Goal of the exercise —
Extract each line where the string "EDDI" shows up.

· · ·

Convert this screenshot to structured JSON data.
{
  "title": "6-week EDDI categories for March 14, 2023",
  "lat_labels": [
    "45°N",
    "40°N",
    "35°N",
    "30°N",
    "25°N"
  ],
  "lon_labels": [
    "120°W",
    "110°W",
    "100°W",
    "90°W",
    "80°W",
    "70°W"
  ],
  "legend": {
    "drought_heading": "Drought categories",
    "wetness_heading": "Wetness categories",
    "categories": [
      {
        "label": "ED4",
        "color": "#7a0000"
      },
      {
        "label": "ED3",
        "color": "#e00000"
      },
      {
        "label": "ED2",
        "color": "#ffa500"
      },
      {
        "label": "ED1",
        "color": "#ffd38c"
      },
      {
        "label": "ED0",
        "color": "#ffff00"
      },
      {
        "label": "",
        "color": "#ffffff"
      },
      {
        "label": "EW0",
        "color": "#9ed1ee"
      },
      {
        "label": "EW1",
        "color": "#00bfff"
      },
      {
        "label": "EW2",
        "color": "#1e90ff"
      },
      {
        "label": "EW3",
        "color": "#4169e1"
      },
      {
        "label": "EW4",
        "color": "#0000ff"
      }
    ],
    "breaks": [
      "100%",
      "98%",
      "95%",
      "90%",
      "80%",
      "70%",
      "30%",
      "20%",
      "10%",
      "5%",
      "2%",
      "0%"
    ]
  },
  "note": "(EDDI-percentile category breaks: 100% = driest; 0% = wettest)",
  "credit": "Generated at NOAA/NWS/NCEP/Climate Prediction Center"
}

· · ·

Solved problem —
  "title": "6-week EDDI categories for March 14, 2023",
  "note": "(EDDI-percentile category breaks: 100% = driest; 0% = wettest)",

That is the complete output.